_WHAT TO WORK ON_
For every line in the data below that contains "were", copy the line.

>> Begin RECORDED INFORMATION

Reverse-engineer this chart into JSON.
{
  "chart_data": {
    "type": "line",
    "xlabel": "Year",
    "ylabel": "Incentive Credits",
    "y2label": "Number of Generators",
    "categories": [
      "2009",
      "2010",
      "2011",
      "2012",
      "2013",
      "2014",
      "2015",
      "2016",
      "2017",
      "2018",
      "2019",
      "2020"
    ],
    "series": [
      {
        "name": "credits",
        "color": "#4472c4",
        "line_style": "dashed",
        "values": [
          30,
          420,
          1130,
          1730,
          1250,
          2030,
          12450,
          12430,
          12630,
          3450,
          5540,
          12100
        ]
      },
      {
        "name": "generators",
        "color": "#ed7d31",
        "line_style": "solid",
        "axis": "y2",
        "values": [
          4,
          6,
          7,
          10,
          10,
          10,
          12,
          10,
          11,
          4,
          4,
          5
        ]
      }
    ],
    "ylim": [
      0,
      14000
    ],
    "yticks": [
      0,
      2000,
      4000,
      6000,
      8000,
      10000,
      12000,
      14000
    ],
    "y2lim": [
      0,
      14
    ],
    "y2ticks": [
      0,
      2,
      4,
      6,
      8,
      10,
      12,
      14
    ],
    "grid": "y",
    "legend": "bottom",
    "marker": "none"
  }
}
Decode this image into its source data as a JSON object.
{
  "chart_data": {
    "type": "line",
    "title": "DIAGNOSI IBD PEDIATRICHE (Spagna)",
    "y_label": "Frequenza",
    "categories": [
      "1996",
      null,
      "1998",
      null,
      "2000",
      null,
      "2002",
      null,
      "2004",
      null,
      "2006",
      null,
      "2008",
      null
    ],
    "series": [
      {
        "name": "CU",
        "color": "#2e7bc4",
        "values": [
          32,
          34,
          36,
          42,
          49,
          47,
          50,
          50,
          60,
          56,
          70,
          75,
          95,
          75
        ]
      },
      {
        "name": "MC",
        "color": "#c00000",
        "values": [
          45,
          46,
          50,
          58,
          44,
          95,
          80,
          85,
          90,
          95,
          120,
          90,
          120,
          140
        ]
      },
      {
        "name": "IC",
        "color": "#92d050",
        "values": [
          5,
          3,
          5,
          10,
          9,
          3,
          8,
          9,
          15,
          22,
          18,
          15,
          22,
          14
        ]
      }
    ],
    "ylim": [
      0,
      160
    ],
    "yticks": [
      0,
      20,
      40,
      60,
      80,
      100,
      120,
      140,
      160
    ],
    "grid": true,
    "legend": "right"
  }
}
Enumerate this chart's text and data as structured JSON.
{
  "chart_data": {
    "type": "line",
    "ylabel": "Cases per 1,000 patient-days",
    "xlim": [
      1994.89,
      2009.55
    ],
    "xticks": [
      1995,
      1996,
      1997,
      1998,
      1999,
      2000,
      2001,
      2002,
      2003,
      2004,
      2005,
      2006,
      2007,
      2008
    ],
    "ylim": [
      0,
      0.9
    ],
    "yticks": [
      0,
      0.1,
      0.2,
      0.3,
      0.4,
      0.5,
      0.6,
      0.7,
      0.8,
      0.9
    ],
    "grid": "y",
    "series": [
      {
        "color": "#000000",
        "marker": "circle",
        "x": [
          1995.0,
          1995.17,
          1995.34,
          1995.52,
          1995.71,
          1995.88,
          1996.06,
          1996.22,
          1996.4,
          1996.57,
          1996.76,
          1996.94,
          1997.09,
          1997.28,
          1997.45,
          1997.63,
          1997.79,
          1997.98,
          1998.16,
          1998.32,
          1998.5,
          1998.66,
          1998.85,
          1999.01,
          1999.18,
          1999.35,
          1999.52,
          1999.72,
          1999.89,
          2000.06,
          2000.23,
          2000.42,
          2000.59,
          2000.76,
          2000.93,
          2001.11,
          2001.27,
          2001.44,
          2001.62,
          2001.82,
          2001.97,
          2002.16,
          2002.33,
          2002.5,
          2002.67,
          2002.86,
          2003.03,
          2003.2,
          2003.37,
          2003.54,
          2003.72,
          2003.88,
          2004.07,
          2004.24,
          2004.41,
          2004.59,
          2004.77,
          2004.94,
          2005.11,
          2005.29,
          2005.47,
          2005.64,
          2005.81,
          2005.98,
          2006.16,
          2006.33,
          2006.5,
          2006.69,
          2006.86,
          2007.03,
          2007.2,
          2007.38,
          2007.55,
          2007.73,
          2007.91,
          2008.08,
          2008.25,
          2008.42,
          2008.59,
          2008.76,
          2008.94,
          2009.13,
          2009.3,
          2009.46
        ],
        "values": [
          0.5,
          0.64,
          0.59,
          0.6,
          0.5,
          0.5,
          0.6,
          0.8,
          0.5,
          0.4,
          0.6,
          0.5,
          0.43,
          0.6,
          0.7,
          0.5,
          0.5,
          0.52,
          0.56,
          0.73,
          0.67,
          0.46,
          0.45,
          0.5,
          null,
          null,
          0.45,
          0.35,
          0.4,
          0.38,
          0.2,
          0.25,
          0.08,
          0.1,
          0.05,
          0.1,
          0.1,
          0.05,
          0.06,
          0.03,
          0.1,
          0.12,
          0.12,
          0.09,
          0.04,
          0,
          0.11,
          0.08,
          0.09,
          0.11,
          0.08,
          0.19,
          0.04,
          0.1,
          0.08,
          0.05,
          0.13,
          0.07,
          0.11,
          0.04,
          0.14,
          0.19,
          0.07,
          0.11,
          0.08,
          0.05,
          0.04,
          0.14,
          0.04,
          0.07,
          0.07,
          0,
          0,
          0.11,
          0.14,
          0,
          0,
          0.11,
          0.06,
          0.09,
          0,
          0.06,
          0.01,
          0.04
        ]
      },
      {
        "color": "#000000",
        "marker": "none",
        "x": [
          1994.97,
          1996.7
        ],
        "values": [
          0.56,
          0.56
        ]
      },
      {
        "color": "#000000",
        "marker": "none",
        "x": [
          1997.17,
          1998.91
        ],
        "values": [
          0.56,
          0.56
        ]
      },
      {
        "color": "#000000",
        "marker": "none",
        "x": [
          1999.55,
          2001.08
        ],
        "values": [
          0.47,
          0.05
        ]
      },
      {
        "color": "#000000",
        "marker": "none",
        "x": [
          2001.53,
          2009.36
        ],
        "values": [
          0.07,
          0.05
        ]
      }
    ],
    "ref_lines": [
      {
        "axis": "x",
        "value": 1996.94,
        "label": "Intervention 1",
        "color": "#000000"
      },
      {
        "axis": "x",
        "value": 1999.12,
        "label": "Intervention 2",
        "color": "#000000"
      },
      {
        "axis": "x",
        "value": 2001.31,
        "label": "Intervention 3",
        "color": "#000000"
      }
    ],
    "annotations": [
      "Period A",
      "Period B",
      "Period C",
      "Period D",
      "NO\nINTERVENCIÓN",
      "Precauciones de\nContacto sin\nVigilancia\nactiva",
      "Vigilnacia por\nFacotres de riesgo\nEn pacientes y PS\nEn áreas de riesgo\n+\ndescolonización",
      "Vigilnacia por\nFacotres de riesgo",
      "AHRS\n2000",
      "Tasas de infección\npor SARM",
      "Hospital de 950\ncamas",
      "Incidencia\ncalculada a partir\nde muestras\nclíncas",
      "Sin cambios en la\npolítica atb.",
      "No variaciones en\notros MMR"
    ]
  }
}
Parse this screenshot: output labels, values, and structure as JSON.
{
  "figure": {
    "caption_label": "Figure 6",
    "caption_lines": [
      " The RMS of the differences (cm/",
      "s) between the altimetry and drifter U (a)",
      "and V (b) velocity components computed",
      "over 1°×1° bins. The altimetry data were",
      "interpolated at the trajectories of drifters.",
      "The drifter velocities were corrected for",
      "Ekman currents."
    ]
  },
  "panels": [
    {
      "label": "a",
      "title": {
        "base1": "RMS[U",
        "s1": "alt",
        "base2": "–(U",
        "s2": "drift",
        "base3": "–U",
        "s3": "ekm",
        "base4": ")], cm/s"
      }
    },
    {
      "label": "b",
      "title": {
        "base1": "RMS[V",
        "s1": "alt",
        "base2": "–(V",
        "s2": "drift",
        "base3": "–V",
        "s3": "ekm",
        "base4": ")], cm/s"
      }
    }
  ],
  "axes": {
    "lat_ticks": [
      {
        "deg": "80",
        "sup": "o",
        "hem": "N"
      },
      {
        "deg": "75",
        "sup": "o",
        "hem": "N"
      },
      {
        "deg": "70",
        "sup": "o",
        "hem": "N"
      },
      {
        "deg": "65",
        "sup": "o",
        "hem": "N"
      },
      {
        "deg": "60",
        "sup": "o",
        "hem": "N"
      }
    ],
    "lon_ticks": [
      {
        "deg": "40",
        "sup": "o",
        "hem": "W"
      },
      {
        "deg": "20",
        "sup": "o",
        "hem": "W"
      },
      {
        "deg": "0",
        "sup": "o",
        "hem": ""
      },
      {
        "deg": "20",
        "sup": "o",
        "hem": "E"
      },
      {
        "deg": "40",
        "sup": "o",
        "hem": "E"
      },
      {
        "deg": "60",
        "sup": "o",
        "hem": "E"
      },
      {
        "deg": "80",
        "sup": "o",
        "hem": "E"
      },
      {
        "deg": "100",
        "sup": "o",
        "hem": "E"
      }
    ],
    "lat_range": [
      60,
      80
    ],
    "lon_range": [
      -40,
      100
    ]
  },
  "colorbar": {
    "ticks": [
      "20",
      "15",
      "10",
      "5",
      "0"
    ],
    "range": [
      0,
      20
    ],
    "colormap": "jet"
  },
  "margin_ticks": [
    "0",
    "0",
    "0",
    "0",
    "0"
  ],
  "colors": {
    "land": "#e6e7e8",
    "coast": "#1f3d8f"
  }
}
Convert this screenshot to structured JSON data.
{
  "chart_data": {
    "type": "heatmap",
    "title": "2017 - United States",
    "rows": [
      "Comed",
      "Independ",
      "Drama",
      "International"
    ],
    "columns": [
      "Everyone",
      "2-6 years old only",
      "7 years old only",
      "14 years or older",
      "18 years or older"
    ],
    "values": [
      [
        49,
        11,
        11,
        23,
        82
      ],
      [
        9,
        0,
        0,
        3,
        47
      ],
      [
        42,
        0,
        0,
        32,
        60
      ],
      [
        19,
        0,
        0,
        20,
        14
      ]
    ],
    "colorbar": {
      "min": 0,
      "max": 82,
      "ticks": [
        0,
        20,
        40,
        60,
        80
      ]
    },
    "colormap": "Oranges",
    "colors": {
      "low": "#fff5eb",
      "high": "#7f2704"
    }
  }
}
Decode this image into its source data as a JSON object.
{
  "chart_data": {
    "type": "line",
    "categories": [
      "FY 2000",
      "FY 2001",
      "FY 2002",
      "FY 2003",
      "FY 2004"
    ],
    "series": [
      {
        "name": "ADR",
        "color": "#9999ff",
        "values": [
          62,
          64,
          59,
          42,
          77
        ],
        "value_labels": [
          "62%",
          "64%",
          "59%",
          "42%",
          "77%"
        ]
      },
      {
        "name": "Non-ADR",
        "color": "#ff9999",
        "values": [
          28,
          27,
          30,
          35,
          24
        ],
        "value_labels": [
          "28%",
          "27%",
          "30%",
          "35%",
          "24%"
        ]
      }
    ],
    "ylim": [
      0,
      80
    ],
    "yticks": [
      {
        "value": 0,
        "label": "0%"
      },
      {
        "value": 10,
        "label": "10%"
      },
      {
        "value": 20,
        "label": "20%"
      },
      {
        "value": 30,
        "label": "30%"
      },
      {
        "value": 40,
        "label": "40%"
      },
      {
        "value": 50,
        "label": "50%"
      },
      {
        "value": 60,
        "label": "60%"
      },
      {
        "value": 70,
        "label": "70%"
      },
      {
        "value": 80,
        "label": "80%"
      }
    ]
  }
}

>> End RECORDED INFORMATION

_CORRECT RESPONSE_
      "over 1°×1° bins. The altimetry data were",
      "The drifter velocities were corrected for",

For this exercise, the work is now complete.